» **Saved entries**
* Start *
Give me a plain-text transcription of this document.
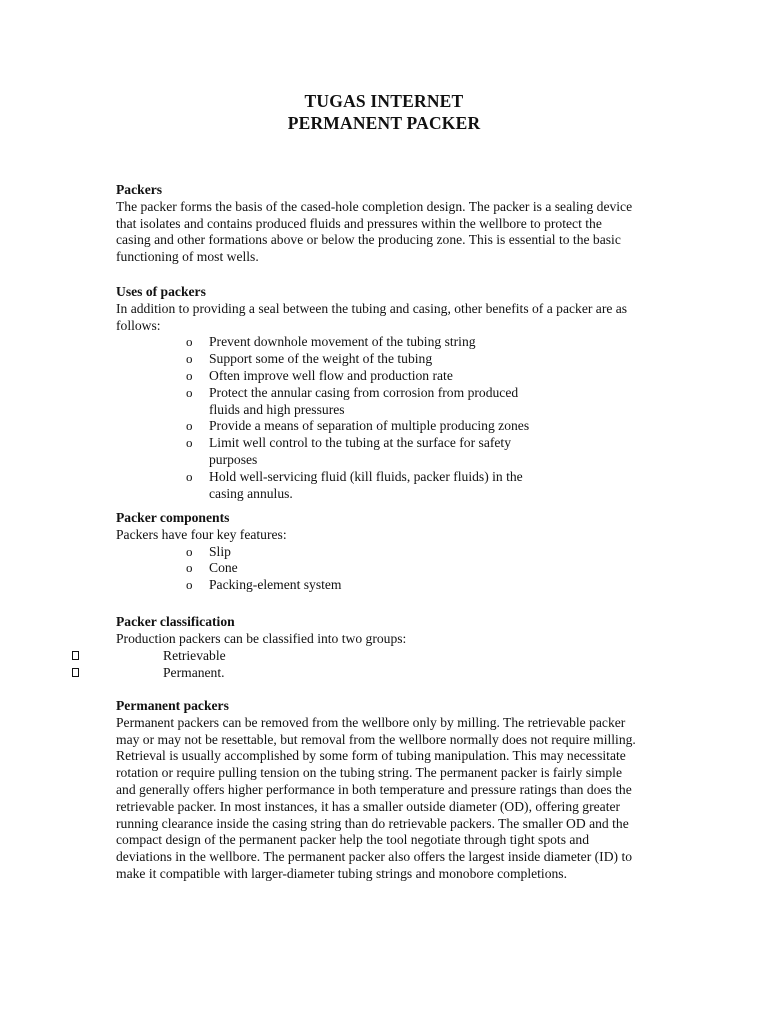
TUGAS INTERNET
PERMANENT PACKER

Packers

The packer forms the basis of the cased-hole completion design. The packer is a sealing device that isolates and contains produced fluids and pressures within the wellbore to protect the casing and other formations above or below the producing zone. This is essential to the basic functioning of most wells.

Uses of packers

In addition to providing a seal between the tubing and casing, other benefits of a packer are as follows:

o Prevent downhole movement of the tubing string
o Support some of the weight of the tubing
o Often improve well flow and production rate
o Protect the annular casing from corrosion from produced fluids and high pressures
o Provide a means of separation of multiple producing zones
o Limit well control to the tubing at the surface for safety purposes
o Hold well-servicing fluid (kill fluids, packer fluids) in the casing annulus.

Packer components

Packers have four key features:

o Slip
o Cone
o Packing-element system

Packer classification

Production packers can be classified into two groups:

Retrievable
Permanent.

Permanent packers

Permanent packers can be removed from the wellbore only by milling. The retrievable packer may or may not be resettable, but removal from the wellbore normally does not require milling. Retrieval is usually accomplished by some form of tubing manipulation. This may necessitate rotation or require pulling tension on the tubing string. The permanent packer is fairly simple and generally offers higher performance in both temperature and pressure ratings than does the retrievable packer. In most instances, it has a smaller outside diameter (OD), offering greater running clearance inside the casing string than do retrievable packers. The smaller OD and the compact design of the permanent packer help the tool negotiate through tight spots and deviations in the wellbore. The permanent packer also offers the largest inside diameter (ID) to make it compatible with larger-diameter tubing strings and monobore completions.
* End *
* Start *
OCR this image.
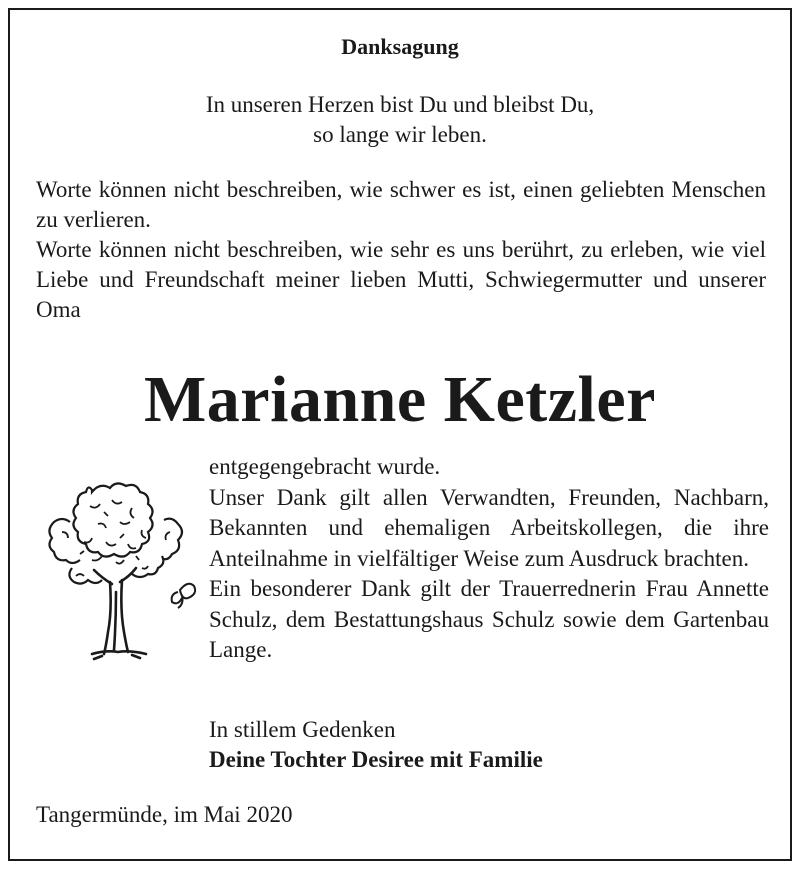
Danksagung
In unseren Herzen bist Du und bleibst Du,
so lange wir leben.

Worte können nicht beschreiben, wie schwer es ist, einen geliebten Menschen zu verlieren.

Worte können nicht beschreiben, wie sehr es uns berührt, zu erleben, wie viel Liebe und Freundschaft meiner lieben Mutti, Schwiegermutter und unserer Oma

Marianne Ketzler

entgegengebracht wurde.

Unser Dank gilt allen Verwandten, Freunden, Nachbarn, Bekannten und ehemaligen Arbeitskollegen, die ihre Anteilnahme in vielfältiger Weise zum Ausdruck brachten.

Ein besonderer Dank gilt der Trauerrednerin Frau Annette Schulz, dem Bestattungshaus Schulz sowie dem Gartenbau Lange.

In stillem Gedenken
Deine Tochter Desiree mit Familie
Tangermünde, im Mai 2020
* End *
» **TASK TO COMPLETE**
Go through the listing above and list every line that has the word "produced".

» **THE REPLY**
The packer forms the basis of the cased-hole completion design. The packer is a sealing device that isolates and contains produced fluids and pressures within the wellbore to protect the casing and other formations above or below the producing zone. This is essential to the basic functioning of most wells.
o Protect the annular casing from corrosion from produced fluids and high pressures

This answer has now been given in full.